### Given problem
Set down each entry exactly as given; pictures should not appear in the copy.

··········

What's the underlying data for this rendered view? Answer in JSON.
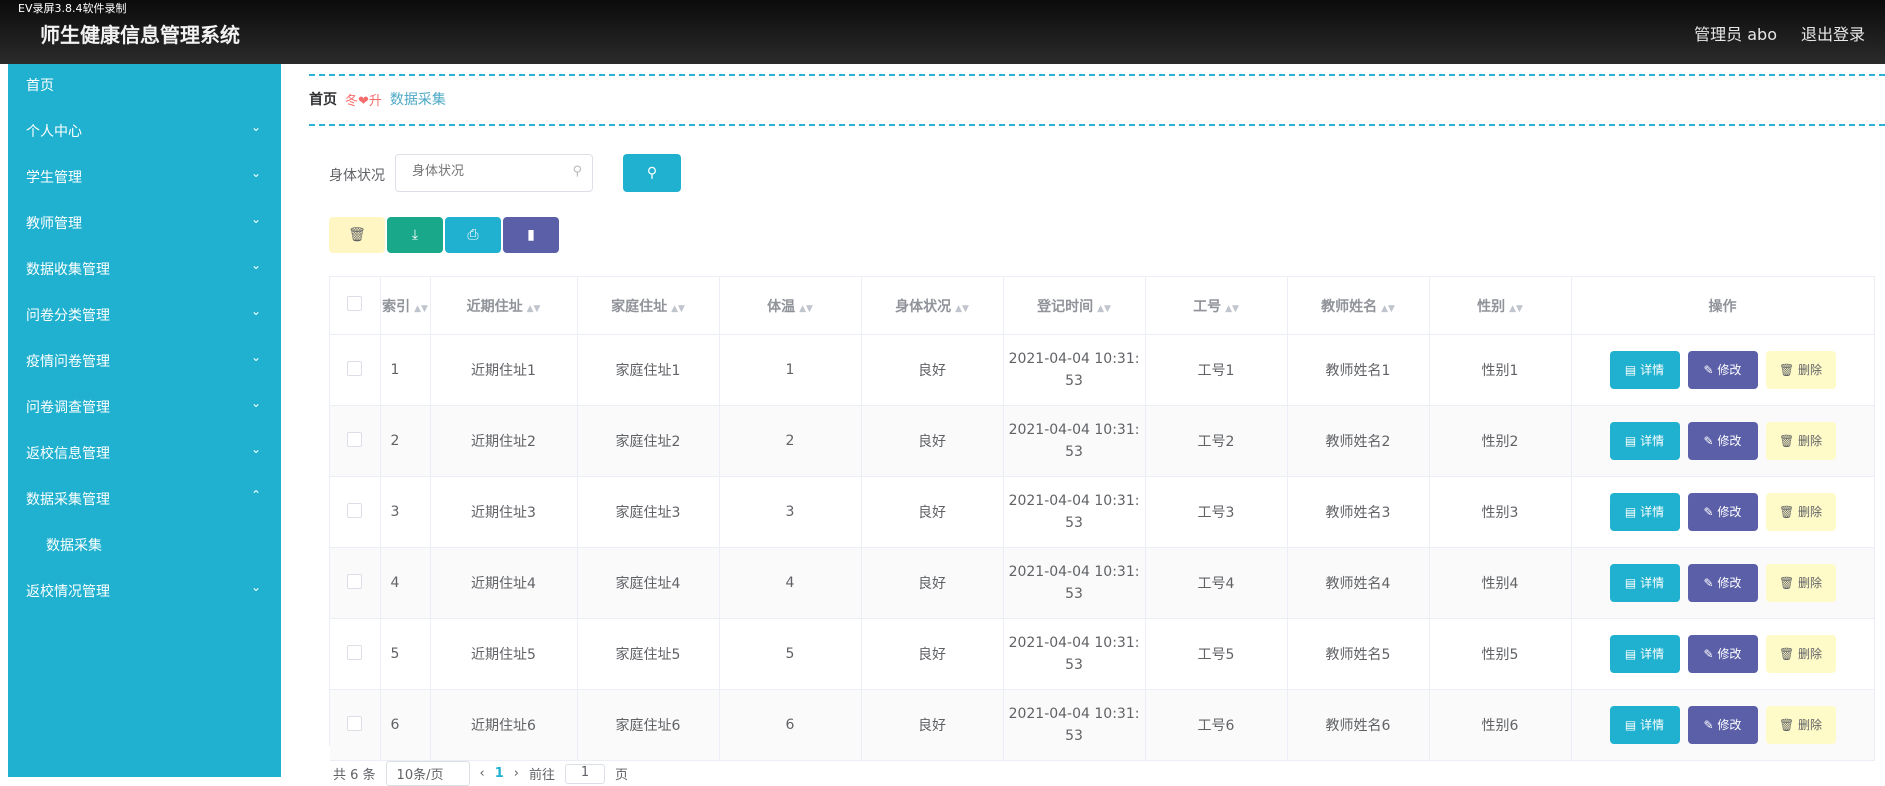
{
  "recorder": "EV录屏3.8.4软件录制",
  "header": {
    "title": "师生健康信息管理系统",
    "admin_label": "管理员 abo",
    "logout_label": "退出登录"
  },
  "sidebar": {
    "items": [
      {
        "label": "首页",
        "chevron": ""
      },
      {
        "label": "个人中心",
        "chevron": "⌄"
      },
      {
        "label": "学生管理",
        "chevron": "⌄"
      },
      {
        "label": "教师管理",
        "chevron": "⌄"
      },
      {
        "label": "数据收集管理",
        "chevron": "⌄"
      },
      {
        "label": "问卷分类管理",
        "chevron": "⌄"
      },
      {
        "label": "疫情问卷管理",
        "chevron": "⌄"
      },
      {
        "label": "问卷调查管理",
        "chevron": "⌄"
      },
      {
        "label": "返校信息管理",
        "chevron": "⌄"
      },
      {
        "label": "数据采集管理",
        "chevron": "⌃"
      },
      {
        "label": "数据采集",
        "chevron": ""
      },
      {
        "label": "返校情况管理",
        "chevron": "⌄"
      }
    ]
  },
  "breadcrumb": {
    "home": "首页",
    "separator": "冬❤升",
    "current": "数据采集"
  },
  "search": {
    "label": "身体状况",
    "placeholder": "身体状况",
    "button_icon": "search-icon"
  },
  "toolbar": {
    "colors": {
      "delete": "#fff6c4",
      "download": "#19a889",
      "print": "#1fb1cf",
      "chart": "#5a5fa8"
    },
    "delete_icon": "🗑",
    "download_icon": "⤓",
    "print_icon": "⎙",
    "chart_icon": "▮"
  },
  "table": {
    "headers": [
      "索引",
      "近期住址",
      "家庭住址",
      "体温",
      "身体状况",
      "登记时间",
      "工号",
      "教师姓名",
      "性别",
      "操作"
    ],
    "rows": [
      {
        "idx": "1",
        "recent": "近期住址1",
        "home": "家庭住址1",
        "temp": "1",
        "status": "良好",
        "time1": "2021-04-04 10:31:",
        "time2": "53",
        "job": "工号1",
        "name": "教师姓名1",
        "sex": "性别1"
      },
      {
        "idx": "2",
        "recent": "近期住址2",
        "home": "家庭住址2",
        "temp": "2",
        "status": "良好",
        "time1": "2021-04-04 10:31:",
        "time2": "53",
        "job": "工号2",
        "name": "教师姓名2",
        "sex": "性别2"
      },
      {
        "idx": "3",
        "recent": "近期住址3",
        "home": "家庭住址3",
        "temp": "3",
        "status": "良好",
        "time1": "2021-04-04 10:31:",
        "time2": "53",
        "job": "工号3",
        "name": "教师姓名3",
        "sex": "性别3"
      },
      {
        "idx": "4",
        "recent": "近期住址4",
        "home": "家庭住址4",
        "temp": "4",
        "status": "良好",
        "time1": "2021-04-04 10:31:",
        "time2": "53",
        "job": "工号4",
        "name": "教师姓名4",
        "sex": "性别4"
      },
      {
        "idx": "5",
        "recent": "近期住址5",
        "home": "家庭住址5",
        "temp": "5",
        "status": "良好",
        "time1": "2021-04-04 10:31:",
        "time2": "53",
        "job": "工号5",
        "name": "教师姓名5",
        "sex": "性别5"
      },
      {
        "idx": "6",
        "recent": "近期住址6",
        "home": "家庭住址6",
        "temp": "6",
        "status": "良好",
        "time1": "2021-04-04 10:31:",
        "time2": "53",
        "job": "工号6",
        "name": "教师姓名6",
        "sex": "性别6"
      }
    ],
    "ops": {
      "detail": "详情",
      "edit": "修改",
      "delete": "删除"
    }
  },
  "pagination": {
    "total": "共 6 条",
    "page_size": "10条/页",
    "prev": "‹",
    "current": "1",
    "next": "›",
    "goto_prefix": "前往",
    "goto_value": "1",
    "goto_suffix": "页"
  }
}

··········

### Answer for the task
What's the underlying data for this rendered view? Answer in JSON.
{
  "recorder": "EV录屏3.8.4软件录制",
  "header": {
    "title": "师生健康信息管理系统",
    "admin_label": "管理员 abo",
    "logout_label": "退出登录"
  },
  "sidebar": {
    "items": [
      {
        "label": "首页",
        "chevron": ""
      },
      {
        "label": "个人中心",
        "chevron": "⌄"
      },
      {
        "label": "学生管理",
        "chevron": "⌄"
      },
      {
        "label": "教师管理",
        "chevron": "⌄"
      },
      {
        "label": "数据收集管理",
        "chevron": "⌄"
      },
      {
        "label": "问卷分类管理",
        "chevron": "⌄"
      },
      {
        "label": "疫情问卷管理",
        "chevron": "⌄"
      },
      {
        "label": "问卷调查管理",
        "chevron": "⌄"
      },
      {
        "label": "返校信息管理",
        "chevron": "⌄"
      },
      {
        "label": "数据采集管理",
        "chevron": "⌃"
      },
      {
        "label": "数据采集",
        "chevron": ""
      },
      {
        "label": "返校情况管理",
        "chevron": "⌄"
      }
    ]
  },
  "breadcrumb": {
    "home": "首页",
    "separator": "冬❤升",
    "current": "数据采集"
  },
  "search": {
    "label": "身体状况",
    "placeholder": "身体状况",
    "button_icon": "search-icon"
  },
  "toolbar": {
    "colors": {
      "delete": "#fff6c4",
      "download": "#19a889",
      "print": "#1fb1cf",
      "chart": "#5a5fa8"
    },
    "delete_icon": "🗑",
    "download_icon": "⤓",
    "print_icon": "⎙",
    "chart_icon": "▮"
  },
  "table": {
    "headers": [
      "索引",
      "近期住址",
      "家庭住址",
      "体温",
      "身体状况",
      "登记时间",
      "工号",
      "教师姓名",
      "性别",
      "操作"
    ],
    "rows": [
      {
        "idx": "1",
        "recent": "近期住址1",
        "home": "家庭住址1",
        "temp": "1",
        "status": "良好",
        "time1": "2021-04-04 10:31:",
        "time2": "53",
        "job": "工号1",
        "name": "教师姓名1",
        "sex": "性别1"
      },
      {
        "idx": "2",
        "recent": "近期住址2",
        "home": "家庭住址2",
        "temp": "2",
        "status": "良好",
        "time1": "2021-04-04 10:31:",
        "time2": "53",
        "job": "工号2",
        "name": "教师姓名2",
        "sex": "性别2"
      },
      {
        "idx": "3",
        "recent": "近期住址3",
        "home": "家庭住址3",
        "temp": "3",
        "status": "良好",
        "time1": "2021-04-04 10:31:",
        "time2": "53",
        "job": "工号3",
        "name": "教师姓名3",
        "sex": "性别3"
      },
      {
        "idx": "4",
        "recent": "近期住址4",
        "home": "家庭住址4",
        "temp": "4",
        "status": "良好",
        "time1": "2021-04-04 10:31:",
        "time2": "53",
        "job": "工号4",
        "name": "教师姓名4",
        "sex": "性别4"
      },
      {
        "idx": "5",
        "recent": "近期住址5",
        "home": "家庭住址5",
        "temp": "5",
        "status": "良好",
        "time1": "2021-04-04 10:31:",
        "time2": "53",
        "job": "工号5",
        "name": "教师姓名5",
        "sex": "性别5"
      },
      {
        "idx": "6",
        "recent": "近期住址6",
        "home": "家庭住址6",
        "temp": "6",
        "status": "良好",
        "time1": "2021-04-04 10:31:",
        "time2": "53",
        "job": "工号6",
        "name": "教师姓名6",
        "sex": "性别6"
      }
    ],
    "ops": {
      "detail": "详情",
      "edit": "修改",
      "delete": "删除"
    }
  },
  "pagination": {
    "total": "共 6 条",
    "page_size": "10条/页",
    "prev": "‹",
    "current": "1",
    "next": "›",
    "goto_prefix": "前往",
    "goto_value": "1",
    "goto_suffix": "页"
  }
}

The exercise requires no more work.